INPUT RECORDS
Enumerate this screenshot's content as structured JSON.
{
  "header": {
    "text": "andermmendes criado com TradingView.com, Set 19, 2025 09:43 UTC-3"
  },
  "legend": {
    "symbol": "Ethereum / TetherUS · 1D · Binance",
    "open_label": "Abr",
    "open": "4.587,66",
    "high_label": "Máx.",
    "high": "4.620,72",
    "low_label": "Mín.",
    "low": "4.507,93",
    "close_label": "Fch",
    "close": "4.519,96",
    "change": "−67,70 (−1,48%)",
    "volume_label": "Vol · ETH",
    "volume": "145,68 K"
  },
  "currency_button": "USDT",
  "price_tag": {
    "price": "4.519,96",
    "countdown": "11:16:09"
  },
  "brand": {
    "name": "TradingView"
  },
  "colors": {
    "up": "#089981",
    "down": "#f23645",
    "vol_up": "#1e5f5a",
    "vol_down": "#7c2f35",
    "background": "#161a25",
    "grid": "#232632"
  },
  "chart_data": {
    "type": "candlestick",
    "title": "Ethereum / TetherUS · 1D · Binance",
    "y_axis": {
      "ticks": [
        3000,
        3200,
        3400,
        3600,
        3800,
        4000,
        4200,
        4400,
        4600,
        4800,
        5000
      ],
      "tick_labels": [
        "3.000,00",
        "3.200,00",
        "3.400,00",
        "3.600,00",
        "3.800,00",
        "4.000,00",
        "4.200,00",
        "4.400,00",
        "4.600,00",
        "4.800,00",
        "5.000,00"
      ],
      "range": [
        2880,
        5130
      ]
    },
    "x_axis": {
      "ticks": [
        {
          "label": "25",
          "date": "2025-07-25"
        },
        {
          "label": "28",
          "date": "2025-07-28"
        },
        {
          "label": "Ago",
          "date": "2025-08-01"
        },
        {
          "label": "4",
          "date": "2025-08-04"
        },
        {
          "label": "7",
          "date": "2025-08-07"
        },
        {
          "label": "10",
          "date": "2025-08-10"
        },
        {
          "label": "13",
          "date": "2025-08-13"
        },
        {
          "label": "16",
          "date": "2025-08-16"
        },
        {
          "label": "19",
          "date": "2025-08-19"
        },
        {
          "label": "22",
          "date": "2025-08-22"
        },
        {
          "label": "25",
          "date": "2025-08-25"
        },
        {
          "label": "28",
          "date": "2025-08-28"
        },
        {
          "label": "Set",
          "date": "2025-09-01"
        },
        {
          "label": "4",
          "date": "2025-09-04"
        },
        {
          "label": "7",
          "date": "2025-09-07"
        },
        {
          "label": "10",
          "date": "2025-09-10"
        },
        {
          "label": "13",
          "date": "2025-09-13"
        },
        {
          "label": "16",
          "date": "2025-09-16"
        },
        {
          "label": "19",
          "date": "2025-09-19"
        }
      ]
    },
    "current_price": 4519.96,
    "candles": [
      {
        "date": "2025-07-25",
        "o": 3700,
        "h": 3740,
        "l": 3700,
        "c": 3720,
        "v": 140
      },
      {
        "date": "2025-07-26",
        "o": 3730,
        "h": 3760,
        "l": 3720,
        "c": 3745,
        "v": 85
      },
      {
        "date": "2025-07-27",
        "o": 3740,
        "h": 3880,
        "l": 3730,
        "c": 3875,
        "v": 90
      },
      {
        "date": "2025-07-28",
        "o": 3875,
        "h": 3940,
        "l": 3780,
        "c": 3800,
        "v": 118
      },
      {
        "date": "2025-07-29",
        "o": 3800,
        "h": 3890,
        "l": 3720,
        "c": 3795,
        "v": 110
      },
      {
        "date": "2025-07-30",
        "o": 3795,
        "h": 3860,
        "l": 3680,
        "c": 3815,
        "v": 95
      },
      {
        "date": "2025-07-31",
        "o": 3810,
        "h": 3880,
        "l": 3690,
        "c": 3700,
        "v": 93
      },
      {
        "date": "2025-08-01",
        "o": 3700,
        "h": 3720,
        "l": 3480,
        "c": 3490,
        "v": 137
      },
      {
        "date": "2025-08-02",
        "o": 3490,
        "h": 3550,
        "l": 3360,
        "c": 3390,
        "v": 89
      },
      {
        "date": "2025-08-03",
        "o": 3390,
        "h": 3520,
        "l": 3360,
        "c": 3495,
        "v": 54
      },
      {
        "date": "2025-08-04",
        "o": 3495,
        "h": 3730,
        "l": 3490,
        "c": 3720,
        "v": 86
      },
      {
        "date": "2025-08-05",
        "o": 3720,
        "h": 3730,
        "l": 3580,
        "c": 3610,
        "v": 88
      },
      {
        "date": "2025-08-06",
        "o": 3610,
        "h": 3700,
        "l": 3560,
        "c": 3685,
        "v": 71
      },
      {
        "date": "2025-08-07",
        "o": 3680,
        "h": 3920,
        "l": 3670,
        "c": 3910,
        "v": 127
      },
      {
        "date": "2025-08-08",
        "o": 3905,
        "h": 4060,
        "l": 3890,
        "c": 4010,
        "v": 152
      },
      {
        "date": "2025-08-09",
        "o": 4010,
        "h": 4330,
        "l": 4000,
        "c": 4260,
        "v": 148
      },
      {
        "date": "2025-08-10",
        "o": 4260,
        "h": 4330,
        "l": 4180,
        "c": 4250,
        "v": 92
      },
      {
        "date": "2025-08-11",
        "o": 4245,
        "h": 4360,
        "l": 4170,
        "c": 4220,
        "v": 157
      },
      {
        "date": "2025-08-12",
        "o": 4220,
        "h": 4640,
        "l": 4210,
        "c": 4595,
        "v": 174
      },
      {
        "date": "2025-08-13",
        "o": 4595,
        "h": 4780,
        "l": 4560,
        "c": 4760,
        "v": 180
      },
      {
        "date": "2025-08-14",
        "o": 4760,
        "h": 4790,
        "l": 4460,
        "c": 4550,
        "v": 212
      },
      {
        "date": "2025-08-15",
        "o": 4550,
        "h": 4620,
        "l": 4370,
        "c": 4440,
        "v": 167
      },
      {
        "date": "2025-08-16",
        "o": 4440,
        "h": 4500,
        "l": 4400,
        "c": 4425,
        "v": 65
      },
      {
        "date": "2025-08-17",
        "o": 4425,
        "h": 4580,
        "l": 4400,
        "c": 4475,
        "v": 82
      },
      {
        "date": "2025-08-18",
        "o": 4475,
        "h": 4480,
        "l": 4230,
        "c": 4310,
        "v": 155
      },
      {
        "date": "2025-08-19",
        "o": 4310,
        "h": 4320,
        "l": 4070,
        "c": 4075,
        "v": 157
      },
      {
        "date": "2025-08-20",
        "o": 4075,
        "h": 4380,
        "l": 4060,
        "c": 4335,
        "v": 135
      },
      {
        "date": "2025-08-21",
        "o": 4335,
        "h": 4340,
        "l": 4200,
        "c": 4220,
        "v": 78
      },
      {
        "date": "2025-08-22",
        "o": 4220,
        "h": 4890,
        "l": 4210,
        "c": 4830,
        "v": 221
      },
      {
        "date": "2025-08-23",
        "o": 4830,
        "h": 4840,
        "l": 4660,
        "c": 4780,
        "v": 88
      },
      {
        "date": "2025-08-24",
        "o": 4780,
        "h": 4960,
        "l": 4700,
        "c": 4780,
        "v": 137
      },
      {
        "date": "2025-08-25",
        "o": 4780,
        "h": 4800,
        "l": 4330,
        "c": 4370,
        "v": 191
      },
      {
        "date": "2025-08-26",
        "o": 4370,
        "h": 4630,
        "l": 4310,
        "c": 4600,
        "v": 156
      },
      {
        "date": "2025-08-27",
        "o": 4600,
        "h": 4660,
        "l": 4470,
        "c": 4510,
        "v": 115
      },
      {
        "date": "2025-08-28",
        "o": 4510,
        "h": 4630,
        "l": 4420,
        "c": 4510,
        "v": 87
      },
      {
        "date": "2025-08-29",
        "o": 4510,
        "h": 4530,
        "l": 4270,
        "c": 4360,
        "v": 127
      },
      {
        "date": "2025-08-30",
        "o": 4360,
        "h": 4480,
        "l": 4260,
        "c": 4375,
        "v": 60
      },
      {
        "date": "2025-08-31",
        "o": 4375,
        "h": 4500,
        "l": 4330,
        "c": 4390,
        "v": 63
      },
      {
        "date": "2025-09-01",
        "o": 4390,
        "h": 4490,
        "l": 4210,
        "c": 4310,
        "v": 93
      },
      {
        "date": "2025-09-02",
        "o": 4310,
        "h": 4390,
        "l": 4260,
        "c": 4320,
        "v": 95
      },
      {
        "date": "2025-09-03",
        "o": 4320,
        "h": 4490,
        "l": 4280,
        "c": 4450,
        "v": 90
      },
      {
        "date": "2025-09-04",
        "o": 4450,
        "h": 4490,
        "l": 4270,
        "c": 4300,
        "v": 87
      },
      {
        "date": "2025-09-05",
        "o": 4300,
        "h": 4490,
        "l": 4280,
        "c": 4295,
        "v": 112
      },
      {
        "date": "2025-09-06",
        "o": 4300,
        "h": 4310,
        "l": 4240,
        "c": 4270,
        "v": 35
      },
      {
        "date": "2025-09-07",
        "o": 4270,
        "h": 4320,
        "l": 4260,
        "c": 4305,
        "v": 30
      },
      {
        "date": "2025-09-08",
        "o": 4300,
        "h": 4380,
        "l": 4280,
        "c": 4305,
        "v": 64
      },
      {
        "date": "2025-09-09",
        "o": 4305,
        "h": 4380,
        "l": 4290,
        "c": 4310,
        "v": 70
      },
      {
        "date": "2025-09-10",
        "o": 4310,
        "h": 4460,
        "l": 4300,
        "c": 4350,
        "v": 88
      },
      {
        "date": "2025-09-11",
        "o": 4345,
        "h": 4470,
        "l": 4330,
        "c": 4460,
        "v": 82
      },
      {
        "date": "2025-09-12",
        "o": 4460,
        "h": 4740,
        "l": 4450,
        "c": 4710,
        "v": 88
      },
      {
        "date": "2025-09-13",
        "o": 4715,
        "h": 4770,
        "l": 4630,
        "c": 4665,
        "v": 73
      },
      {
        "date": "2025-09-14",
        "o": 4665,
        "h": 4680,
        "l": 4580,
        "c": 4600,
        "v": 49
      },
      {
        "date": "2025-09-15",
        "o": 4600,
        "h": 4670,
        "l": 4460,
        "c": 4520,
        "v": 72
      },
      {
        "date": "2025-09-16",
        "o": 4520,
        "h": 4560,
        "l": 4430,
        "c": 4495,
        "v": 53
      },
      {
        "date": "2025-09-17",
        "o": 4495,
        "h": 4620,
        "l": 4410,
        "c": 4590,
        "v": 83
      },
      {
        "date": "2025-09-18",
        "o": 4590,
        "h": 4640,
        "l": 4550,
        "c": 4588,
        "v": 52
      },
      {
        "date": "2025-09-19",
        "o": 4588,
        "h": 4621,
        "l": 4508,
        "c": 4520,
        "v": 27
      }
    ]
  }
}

GIVEN REQUEST
Return every line of the preceding records in which the word "TetherUS" appears.

FULL RESPONSE
    "symbol": "Ethereum / TetherUS · 1D · Binance",
    "title": "Ethereum / TetherUS · 1D · Binance",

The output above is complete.